Work to do -> From the listing below, extract every line containing "Pütz".

Input for this task ->
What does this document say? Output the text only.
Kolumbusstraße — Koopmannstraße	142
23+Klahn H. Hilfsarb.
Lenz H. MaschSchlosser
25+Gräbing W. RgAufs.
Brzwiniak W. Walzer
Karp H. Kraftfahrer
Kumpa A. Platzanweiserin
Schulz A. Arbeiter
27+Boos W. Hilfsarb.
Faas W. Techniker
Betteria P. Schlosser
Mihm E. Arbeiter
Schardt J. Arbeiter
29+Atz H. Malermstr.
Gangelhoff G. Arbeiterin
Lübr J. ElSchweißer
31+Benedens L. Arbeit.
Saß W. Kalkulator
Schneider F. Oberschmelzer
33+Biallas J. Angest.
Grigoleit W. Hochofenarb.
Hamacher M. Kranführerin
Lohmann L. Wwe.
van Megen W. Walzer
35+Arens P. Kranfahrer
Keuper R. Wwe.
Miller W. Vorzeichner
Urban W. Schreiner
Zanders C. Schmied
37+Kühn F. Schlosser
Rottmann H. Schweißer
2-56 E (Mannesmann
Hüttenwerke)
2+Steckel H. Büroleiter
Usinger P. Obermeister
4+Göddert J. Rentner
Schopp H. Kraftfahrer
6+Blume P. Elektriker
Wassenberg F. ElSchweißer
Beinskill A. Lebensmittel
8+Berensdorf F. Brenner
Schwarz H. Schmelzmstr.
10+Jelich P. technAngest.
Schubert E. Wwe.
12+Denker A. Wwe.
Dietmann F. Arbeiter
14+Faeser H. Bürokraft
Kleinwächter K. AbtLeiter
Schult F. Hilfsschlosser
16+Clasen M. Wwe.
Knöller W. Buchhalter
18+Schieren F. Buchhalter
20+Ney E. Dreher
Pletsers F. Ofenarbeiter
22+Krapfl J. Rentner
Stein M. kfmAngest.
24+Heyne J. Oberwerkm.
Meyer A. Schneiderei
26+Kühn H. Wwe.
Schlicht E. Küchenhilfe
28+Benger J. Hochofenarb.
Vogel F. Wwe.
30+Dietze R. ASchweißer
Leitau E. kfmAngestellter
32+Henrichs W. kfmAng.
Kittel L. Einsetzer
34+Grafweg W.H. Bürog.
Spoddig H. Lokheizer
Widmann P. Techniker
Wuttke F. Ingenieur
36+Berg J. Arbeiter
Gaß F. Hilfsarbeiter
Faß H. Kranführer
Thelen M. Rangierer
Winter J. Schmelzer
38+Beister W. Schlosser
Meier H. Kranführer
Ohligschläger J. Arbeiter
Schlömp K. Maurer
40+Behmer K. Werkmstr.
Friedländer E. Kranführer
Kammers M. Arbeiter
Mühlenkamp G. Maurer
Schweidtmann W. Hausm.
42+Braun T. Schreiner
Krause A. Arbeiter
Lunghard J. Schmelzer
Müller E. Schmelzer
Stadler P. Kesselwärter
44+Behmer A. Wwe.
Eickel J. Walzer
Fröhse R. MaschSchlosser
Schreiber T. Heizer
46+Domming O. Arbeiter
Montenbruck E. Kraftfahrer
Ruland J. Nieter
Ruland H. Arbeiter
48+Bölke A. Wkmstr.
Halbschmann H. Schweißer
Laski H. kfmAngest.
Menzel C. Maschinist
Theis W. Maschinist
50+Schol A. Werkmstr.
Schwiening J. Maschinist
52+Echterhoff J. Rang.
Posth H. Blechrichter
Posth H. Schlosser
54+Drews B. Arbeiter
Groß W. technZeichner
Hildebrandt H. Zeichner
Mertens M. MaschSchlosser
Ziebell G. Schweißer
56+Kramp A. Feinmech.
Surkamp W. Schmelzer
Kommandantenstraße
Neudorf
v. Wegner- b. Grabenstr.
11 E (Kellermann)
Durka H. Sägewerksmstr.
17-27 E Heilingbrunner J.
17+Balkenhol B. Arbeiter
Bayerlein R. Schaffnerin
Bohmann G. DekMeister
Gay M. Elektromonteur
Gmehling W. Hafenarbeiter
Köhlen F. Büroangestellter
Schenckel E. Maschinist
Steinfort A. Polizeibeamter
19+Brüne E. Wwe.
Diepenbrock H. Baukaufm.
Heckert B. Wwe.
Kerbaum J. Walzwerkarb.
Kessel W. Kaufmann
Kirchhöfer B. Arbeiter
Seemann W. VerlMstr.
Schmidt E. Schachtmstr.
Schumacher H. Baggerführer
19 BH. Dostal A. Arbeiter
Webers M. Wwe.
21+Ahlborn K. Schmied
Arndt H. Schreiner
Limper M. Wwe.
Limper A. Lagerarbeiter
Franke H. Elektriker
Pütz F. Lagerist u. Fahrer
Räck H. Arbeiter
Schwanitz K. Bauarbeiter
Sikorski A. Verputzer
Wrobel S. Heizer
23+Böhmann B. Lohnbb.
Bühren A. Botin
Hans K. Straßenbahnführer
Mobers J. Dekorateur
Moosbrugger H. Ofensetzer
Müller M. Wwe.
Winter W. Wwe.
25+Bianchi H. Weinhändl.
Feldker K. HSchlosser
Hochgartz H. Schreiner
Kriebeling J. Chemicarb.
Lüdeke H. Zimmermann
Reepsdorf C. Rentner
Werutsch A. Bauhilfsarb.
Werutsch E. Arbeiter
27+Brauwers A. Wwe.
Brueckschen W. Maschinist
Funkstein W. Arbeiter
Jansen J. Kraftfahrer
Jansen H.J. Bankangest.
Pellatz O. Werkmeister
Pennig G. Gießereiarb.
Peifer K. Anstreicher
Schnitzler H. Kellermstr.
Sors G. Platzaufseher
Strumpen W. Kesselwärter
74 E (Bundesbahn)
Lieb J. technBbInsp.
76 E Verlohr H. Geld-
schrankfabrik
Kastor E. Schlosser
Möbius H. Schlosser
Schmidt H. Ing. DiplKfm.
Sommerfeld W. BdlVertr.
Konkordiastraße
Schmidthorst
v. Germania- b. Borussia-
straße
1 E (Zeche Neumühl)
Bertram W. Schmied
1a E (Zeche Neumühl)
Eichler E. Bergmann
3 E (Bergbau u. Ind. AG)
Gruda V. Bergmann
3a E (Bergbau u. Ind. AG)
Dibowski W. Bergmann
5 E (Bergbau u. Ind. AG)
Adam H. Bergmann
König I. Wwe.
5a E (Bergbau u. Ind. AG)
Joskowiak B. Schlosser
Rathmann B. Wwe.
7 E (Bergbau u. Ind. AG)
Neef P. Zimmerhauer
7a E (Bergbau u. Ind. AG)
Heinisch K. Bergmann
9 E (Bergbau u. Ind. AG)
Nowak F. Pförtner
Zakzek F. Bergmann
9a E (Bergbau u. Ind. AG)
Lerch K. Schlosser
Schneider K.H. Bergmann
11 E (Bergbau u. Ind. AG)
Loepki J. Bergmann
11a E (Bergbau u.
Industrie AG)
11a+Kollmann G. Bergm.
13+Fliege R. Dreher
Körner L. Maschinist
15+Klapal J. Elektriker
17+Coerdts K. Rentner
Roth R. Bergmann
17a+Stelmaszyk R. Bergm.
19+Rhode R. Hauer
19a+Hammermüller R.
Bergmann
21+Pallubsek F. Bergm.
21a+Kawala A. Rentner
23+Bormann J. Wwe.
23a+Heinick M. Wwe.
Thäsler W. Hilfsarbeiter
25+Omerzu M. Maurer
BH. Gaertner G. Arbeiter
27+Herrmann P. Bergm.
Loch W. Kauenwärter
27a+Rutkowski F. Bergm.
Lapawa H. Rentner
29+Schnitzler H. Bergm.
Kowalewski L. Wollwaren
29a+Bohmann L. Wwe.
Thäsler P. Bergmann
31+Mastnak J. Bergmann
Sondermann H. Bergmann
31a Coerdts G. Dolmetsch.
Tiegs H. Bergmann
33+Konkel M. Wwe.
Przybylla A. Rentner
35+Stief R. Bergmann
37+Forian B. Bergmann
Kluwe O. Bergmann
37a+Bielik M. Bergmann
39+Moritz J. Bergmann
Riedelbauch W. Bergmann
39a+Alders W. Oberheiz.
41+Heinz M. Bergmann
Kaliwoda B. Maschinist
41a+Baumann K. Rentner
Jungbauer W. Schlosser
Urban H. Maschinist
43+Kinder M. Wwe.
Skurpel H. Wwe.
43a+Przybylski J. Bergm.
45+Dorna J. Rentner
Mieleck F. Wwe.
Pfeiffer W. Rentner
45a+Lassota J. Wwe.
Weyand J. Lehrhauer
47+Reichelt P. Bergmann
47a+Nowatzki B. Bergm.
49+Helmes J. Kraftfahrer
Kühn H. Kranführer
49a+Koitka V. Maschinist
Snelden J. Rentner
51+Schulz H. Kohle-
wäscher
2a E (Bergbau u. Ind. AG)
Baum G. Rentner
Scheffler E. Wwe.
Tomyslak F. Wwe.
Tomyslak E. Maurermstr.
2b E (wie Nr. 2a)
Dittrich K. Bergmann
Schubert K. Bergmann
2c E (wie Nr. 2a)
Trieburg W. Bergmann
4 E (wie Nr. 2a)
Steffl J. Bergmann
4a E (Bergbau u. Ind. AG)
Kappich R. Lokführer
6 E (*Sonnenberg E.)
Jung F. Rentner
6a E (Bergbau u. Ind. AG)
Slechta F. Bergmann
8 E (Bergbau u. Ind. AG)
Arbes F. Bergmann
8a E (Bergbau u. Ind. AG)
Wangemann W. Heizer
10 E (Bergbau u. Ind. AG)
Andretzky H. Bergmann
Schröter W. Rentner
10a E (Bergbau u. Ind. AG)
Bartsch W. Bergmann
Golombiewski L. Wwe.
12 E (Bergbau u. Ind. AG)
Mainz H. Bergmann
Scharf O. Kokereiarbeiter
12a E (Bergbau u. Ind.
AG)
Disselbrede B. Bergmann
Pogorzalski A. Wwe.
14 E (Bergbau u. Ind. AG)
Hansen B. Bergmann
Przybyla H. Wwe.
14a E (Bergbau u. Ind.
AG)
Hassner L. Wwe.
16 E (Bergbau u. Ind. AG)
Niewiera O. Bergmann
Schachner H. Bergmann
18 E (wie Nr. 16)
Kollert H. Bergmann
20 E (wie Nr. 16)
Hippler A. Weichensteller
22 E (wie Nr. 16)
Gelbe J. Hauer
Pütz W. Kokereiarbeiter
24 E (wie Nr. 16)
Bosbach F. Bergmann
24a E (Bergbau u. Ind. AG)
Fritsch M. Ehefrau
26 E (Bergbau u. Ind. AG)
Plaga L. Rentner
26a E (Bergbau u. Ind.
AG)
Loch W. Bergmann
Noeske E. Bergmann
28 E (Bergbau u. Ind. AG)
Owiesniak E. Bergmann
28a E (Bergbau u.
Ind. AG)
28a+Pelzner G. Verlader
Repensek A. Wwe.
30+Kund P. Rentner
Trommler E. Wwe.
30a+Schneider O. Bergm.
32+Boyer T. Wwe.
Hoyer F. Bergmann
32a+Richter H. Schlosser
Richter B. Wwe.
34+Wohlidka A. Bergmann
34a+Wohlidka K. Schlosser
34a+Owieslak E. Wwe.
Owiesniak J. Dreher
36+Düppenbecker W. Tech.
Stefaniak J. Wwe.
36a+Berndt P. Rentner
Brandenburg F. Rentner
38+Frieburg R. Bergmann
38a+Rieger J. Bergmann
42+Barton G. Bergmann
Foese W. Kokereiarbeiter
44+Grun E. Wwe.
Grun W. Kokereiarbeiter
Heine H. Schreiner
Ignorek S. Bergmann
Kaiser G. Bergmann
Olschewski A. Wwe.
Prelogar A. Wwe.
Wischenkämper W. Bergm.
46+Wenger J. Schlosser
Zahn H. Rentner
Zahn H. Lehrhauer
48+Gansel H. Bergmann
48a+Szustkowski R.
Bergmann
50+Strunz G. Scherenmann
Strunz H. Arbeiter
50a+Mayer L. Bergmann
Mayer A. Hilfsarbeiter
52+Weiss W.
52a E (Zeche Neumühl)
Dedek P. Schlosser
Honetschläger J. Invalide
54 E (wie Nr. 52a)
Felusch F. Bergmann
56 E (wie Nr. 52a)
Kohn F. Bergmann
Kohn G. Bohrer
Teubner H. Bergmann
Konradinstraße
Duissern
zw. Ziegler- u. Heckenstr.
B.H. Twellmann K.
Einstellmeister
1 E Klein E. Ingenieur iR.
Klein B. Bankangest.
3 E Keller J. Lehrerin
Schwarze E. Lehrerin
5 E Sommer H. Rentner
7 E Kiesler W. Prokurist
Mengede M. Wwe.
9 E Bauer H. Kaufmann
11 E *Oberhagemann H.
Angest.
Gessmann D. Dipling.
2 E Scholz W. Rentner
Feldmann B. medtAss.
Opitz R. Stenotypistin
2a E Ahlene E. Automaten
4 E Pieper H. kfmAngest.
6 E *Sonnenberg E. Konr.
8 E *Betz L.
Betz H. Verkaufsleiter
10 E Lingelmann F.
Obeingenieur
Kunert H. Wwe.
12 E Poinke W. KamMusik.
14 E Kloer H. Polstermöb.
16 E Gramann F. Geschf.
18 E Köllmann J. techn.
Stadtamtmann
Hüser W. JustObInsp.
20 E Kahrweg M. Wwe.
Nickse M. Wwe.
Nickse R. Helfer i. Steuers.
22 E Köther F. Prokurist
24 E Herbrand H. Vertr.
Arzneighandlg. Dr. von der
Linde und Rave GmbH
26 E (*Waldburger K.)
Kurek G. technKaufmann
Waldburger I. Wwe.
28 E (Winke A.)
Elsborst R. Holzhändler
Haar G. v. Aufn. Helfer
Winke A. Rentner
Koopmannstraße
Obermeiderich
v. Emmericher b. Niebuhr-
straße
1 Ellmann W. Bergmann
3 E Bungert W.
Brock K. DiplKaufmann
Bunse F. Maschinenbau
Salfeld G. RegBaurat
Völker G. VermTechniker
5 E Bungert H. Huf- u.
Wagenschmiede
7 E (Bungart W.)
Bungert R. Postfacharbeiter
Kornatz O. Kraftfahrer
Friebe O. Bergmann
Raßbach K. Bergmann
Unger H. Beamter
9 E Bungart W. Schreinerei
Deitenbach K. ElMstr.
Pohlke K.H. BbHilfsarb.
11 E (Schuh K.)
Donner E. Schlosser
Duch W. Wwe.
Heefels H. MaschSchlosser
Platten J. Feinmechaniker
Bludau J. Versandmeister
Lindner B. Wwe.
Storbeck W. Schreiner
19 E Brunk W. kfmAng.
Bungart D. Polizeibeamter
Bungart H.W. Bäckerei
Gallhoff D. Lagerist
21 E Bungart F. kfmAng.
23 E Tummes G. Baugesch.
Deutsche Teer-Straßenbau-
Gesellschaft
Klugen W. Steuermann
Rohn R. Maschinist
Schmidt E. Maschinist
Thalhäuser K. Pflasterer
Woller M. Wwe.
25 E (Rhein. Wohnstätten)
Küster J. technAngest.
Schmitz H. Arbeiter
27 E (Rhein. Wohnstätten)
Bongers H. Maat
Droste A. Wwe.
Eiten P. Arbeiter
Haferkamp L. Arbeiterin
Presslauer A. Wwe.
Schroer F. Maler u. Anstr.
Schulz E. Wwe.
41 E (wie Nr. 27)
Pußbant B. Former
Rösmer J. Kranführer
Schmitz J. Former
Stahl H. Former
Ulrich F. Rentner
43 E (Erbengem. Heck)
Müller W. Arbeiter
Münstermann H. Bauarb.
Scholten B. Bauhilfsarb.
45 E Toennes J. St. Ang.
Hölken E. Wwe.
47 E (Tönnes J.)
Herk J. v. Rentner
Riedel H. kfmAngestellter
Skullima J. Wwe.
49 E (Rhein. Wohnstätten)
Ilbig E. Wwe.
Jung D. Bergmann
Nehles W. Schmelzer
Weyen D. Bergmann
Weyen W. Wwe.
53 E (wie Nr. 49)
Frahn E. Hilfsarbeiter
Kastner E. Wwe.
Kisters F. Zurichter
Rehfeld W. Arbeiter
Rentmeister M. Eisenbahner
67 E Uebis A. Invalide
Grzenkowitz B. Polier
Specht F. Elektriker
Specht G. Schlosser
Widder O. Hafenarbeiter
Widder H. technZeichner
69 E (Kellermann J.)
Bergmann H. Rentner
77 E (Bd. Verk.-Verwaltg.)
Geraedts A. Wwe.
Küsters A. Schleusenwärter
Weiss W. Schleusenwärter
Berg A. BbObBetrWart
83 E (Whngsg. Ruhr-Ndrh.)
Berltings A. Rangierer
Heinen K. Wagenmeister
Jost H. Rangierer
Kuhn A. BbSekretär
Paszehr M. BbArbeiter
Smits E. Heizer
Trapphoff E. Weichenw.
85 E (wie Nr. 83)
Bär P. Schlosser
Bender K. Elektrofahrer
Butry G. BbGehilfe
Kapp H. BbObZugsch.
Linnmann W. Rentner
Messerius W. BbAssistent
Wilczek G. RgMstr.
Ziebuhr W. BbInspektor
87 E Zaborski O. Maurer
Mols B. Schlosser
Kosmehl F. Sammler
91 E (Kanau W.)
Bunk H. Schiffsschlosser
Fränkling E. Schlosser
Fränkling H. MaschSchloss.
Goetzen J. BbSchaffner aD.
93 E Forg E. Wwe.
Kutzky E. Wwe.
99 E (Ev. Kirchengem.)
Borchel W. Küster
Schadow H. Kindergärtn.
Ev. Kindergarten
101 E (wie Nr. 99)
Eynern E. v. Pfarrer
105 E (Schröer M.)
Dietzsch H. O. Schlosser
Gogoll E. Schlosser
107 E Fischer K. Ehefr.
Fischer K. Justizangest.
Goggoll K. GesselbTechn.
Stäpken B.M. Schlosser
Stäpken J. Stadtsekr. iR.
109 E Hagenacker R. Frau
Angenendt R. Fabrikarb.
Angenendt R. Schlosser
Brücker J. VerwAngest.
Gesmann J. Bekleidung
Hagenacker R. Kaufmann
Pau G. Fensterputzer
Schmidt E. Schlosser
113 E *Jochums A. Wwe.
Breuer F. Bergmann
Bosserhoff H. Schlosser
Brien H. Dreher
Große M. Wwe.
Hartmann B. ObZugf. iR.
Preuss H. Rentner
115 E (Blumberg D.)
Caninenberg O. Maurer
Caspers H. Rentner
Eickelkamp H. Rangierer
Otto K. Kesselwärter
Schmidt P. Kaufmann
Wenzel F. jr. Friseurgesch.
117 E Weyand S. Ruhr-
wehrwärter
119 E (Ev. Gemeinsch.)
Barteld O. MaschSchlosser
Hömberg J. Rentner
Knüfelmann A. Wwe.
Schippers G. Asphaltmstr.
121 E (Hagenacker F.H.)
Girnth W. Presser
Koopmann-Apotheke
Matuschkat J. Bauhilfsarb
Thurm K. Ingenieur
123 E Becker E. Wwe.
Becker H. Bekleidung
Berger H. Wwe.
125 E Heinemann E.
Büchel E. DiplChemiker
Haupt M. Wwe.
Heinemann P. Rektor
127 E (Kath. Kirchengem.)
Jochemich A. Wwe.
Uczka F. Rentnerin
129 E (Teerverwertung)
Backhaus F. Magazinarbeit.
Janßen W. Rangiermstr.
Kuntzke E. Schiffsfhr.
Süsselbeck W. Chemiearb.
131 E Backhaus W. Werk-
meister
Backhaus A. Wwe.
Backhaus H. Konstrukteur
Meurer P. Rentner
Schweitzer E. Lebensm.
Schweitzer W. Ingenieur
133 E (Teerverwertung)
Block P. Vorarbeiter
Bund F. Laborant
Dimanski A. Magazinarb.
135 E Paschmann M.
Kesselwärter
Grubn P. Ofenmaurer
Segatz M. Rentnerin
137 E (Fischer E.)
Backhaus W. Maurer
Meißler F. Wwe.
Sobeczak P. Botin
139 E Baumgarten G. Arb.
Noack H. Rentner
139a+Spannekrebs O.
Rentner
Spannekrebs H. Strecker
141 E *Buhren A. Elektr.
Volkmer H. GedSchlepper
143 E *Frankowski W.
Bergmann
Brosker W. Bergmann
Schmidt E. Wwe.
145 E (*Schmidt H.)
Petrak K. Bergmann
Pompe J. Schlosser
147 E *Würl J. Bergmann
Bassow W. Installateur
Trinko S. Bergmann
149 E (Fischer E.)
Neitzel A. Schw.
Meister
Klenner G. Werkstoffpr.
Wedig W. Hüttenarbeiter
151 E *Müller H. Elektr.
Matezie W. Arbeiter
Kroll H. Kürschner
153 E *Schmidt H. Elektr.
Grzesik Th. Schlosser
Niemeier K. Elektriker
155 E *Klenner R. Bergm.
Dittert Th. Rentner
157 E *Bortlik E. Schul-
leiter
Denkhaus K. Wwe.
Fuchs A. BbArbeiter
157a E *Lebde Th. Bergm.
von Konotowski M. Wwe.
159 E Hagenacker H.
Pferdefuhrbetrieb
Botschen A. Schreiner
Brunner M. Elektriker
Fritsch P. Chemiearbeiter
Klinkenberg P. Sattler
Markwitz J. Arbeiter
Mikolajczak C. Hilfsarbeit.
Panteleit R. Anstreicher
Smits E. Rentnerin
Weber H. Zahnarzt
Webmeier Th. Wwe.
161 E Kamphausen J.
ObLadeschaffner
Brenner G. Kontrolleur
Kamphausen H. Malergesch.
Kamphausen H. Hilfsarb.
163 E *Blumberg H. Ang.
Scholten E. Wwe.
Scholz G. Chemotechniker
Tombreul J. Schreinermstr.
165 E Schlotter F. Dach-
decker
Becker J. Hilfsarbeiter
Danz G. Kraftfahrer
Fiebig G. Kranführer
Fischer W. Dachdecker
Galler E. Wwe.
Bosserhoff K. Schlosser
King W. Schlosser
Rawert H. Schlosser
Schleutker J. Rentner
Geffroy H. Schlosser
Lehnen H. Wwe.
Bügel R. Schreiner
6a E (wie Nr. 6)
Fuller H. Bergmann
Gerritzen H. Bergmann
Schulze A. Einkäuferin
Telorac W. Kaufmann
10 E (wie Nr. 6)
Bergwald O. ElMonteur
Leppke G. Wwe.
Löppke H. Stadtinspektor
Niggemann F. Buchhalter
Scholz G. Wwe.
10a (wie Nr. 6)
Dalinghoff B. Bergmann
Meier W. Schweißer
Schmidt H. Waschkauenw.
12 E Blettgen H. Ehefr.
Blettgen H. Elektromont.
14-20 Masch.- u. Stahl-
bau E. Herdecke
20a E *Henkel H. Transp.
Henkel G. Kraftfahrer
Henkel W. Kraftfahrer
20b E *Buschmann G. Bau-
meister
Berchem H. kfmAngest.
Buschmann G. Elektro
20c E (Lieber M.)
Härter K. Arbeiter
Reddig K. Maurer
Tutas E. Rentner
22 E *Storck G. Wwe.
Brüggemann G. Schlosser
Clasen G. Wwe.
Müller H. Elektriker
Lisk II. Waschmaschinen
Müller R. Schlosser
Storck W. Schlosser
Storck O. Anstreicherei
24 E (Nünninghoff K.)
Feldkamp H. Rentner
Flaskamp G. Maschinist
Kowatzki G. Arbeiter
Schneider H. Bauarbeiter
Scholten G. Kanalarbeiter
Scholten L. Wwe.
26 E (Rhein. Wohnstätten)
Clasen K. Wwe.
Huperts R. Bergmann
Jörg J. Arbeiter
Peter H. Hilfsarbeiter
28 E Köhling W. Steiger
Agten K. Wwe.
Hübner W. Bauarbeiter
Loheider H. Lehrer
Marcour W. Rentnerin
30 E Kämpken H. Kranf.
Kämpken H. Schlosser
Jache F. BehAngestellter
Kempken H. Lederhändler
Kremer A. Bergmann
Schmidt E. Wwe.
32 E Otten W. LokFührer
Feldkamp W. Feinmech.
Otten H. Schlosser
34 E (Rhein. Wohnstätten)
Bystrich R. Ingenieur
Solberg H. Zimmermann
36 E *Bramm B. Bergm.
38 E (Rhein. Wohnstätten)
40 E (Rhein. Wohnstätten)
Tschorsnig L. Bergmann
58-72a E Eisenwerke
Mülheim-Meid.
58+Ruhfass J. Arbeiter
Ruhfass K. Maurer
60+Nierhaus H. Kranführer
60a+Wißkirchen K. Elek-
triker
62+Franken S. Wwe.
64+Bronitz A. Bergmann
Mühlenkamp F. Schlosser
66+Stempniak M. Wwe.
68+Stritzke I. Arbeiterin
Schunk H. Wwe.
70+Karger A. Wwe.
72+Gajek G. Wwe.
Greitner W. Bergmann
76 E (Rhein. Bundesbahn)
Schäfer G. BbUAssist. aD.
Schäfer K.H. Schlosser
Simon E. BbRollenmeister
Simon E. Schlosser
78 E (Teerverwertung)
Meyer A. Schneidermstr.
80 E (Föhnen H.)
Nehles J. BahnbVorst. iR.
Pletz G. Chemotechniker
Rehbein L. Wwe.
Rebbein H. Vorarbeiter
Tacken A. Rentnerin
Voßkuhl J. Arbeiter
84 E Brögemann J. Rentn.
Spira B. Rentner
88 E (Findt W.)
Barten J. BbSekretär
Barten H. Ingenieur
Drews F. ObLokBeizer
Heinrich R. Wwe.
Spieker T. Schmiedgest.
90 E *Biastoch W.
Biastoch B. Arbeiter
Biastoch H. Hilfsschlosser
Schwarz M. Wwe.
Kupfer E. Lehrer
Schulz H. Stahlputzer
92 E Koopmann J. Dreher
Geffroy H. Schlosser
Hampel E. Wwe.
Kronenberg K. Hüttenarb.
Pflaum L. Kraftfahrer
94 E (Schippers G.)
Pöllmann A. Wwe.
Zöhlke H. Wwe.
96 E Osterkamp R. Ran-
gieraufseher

Result for this exercise ->
Pütz F. Lagerist u. Fahrer
Pütz W. Kokereiarbeiter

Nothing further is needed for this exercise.